- **Exercise task**: Reproduce all entries verbatim, with nothing added or dropped.

(Extracted data entries)
◆ ◆ ◆ ◆ ◆
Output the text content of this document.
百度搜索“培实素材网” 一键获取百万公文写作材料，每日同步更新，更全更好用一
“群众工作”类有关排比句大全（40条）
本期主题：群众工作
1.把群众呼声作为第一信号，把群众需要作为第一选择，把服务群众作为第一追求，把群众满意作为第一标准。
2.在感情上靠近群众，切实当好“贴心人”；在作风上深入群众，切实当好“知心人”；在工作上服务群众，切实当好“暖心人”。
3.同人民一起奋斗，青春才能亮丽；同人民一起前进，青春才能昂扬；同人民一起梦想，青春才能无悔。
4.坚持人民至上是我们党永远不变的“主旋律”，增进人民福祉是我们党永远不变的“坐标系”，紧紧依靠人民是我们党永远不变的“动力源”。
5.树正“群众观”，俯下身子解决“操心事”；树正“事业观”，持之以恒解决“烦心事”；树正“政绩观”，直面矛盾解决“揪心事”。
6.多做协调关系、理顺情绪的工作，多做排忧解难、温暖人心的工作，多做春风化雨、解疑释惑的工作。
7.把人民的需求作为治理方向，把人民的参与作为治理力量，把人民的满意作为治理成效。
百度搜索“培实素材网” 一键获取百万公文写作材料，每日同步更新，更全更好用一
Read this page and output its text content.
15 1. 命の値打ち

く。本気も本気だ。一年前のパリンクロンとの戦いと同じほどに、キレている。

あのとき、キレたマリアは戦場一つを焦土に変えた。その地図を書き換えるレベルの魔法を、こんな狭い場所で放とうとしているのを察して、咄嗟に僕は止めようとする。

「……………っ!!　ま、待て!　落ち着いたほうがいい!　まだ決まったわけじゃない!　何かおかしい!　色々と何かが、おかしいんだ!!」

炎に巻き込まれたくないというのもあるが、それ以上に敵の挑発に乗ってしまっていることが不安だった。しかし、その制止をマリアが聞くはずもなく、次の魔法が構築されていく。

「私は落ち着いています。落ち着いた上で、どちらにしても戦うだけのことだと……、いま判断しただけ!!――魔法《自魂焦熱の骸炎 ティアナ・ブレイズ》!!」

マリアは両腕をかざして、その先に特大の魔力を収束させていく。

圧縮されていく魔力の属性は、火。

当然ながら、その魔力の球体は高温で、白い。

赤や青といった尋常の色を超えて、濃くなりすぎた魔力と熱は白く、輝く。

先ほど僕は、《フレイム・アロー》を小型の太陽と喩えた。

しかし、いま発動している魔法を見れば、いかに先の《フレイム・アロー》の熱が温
◆ ◆ ◆ ◆ ◆
- **Written answer**:
Output the text content of this document.
百度搜索“培实素材网” 一键获取百万公文写作材料，每日同步更新，更全更好用一
“群众工作”类有关排比句大全（40条）
本期主题：群众工作
1.把群众呼声作为第一信号，把群众需要作为第一选择，把服务群众作为第一追求，把群众满意作为第一标准。
2.在感情上靠近群众，切实当好“贴心人”；在作风上深入群众，切实当好“知心人”；在工作上服务群众，切实当好“暖心人”。
3.同人民一起奋斗，青春才能亮丽；同人民一起前进，青春才能昂扬；同人民一起梦想，青春才能无悔。
4.坚持人民至上是我们党永远不变的“主旋律”，增进人民福祉是我们党永远不变的“坐标系”，紧紧依靠人民是我们党永远不变的“动力源”。
5.树正“群众观”，俯下身子解决“操心事”；树正“事业观”，持之以恒解决“烦心事”；树正“政绩观”，直面矛盾解决“揪心事”。
6.多做协调关系、理顺情绪的工作，多做排忧解难、温暖人心的工作，多做春风化雨、解疑释惑的工作。
7.把人民的需求作为治理方向，把人民的参与作为治理力量，把人民的满意作为治理成效。
百度搜索“培实素材网” 一键获取百万公文写作材料，每日同步更新，更全更好用一
Read this page and output its text content.
15 1. 命の値打ち

く。本気も本気だ。一年前のパリンクロンとの戦いと同じほどに、キレている。

あのとき、キレたマリアは戦場一つを焦土に変えた。その地図を書き換えるレベルの魔法を、こんな狭い場所で放とうとしているのを察して、咄嗟に僕は止めようとする。

「……………っ!!　ま、待て!　落ち着いたほうがいい!　まだ決まったわけじゃない!　何かおかしい!　色々と何かが、おかしいんだ!!」

炎に巻き込まれたくないというのもあるが、それ以上に敵の挑発に乗ってしまっていることが不安だった。しかし、その制止をマリアが聞くはずもなく、次の魔法が構築されていく。

「私は落ち着いています。落ち着いた上で、どちらにしても戦うだけのことだと……、いま判断しただけ!!――魔法《自魂焦熱の骸炎 ティアナ・ブレイズ》!!」

マリアは両腕をかざして、その先に特大の魔力を収束させていく。

圧縮されていく魔力の属性は、火。

当然ながら、その魔力の球体は高温で、白い。

赤や青といった尋常の色を超えて、濃くなりすぎた魔力と熱は白く、輝く。

先ほど僕は、《フレイム・アロー》を小型の太陽と喩えた。

しかし、いま発動している魔法を見れば、いかに先の《フレイム・アロー》の熱が温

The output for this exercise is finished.